__Required task__. Collect all lines containing the word "state" from the data.

Records that describe figures

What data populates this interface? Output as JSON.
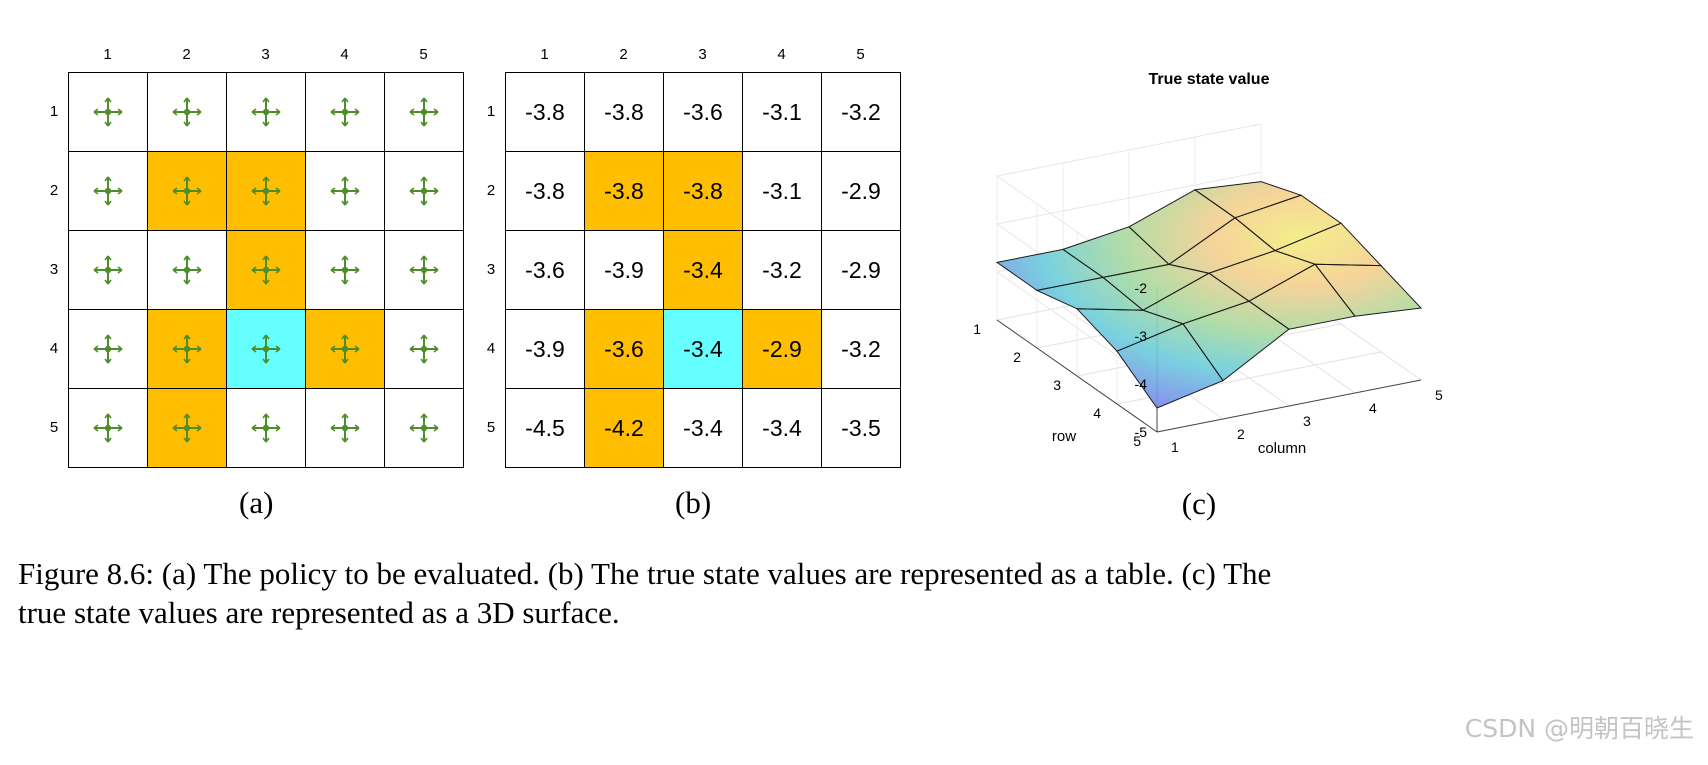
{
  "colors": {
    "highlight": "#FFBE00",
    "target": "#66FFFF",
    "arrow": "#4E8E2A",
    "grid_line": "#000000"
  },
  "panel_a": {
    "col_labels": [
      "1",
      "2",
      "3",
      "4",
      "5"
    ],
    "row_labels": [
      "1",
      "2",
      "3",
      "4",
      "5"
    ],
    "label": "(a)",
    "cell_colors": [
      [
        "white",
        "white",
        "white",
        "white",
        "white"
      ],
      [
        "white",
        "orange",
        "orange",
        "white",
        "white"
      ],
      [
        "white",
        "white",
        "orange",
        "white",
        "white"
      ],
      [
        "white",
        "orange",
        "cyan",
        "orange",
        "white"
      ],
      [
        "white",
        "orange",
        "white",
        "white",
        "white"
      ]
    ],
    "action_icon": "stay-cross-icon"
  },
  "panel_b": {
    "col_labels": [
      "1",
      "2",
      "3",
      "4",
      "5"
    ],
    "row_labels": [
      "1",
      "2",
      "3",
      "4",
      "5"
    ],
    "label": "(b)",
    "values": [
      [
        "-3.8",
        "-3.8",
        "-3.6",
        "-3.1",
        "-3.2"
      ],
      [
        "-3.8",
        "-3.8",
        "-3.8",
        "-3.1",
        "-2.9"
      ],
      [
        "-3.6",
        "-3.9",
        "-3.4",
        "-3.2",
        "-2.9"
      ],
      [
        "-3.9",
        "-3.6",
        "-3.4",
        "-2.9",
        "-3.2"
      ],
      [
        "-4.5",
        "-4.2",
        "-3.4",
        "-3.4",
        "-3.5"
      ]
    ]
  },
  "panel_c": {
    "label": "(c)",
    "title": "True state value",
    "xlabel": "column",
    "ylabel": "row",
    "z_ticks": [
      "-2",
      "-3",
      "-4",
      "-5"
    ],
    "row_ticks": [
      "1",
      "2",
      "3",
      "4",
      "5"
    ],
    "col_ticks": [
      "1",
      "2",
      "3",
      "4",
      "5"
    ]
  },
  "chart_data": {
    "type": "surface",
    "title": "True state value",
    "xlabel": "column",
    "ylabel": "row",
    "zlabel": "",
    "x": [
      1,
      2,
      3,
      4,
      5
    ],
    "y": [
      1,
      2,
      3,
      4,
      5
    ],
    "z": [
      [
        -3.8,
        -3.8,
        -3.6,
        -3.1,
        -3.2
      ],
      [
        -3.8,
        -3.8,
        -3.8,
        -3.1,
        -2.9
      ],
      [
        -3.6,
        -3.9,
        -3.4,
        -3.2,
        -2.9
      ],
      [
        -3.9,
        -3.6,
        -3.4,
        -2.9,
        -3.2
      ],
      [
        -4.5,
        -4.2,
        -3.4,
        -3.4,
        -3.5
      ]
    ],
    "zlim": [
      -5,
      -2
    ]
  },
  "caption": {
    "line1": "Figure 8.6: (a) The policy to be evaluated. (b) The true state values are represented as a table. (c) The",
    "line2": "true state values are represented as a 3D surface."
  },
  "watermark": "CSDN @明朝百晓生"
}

--

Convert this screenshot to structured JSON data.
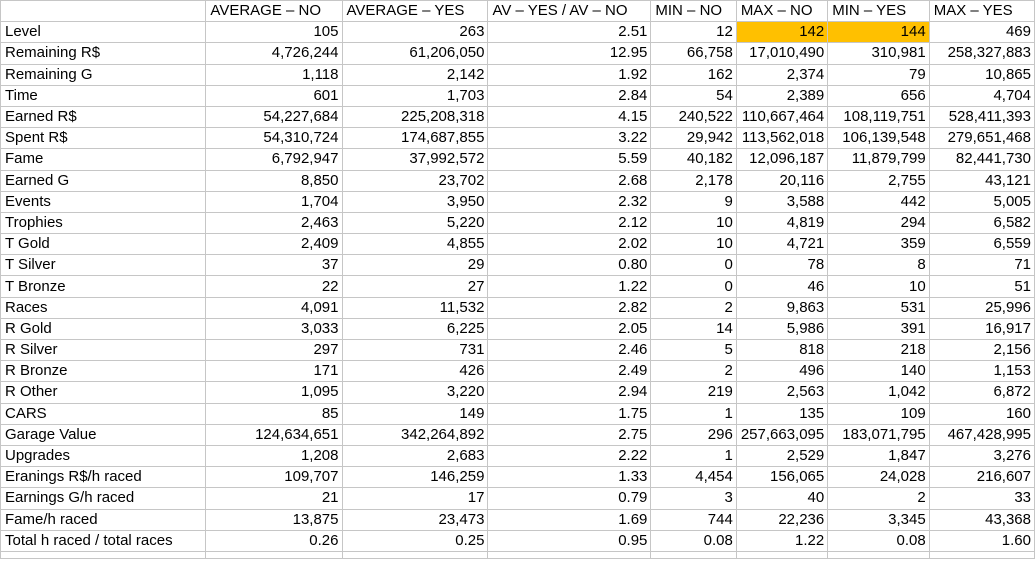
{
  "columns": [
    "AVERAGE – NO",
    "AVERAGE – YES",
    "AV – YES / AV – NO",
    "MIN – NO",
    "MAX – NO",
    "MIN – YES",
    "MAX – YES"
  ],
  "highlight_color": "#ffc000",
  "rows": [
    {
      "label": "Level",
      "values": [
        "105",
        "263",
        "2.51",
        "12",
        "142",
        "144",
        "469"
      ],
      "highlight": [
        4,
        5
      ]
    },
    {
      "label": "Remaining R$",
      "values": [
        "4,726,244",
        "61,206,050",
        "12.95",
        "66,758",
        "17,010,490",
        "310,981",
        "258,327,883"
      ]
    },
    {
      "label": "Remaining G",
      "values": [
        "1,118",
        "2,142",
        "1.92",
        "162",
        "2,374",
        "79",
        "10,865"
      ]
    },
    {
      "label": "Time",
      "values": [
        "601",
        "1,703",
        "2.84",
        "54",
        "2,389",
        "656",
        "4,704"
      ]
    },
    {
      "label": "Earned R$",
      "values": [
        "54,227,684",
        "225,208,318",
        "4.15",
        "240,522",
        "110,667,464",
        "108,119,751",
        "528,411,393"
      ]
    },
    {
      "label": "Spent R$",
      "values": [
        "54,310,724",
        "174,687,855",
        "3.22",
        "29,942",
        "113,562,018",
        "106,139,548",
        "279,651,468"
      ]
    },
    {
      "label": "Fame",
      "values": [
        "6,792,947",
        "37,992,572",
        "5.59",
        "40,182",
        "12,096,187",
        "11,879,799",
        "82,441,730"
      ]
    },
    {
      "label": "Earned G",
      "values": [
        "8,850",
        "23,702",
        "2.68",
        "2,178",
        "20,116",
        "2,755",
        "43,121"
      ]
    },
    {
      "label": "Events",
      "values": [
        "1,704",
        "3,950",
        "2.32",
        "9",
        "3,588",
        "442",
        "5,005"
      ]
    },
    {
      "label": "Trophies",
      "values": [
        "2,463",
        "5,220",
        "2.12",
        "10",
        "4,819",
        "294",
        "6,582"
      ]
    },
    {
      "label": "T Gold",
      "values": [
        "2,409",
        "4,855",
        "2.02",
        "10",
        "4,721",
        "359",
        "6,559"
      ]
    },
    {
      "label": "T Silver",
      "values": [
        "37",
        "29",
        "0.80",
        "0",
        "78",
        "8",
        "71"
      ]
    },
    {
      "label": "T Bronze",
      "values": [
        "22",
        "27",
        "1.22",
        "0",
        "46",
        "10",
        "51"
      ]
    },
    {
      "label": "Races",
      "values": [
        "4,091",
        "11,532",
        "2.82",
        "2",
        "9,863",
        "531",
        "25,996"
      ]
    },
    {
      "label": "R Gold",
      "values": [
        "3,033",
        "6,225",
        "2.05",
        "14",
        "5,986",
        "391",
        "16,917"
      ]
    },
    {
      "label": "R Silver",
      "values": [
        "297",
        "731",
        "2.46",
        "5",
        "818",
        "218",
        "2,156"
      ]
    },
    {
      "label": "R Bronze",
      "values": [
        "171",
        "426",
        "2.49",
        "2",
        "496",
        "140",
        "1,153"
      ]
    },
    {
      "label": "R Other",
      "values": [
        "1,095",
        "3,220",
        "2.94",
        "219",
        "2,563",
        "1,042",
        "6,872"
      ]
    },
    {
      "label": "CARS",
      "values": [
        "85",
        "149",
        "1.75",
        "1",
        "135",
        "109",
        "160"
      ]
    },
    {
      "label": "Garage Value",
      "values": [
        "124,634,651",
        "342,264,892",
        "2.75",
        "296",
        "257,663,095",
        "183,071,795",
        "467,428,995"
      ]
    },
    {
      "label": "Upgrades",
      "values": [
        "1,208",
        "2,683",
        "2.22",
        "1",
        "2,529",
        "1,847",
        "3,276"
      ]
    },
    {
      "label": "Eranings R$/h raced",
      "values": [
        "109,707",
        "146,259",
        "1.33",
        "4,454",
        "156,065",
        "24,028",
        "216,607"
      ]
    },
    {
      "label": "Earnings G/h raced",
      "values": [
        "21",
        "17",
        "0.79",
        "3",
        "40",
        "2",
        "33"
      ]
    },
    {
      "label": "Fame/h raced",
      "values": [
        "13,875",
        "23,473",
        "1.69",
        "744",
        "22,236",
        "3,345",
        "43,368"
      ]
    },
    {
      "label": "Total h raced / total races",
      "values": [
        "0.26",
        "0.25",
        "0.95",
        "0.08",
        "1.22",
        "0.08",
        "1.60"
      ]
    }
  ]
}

__Right answer__.
    "title": "True state value",
    "title": "True state value",
    "line1": "Figure 8.6: (a) The policy to be evaluated. (b) The true state values are represented as a table. (c) The",
    "line2": "true state values are represented as a 3D surface."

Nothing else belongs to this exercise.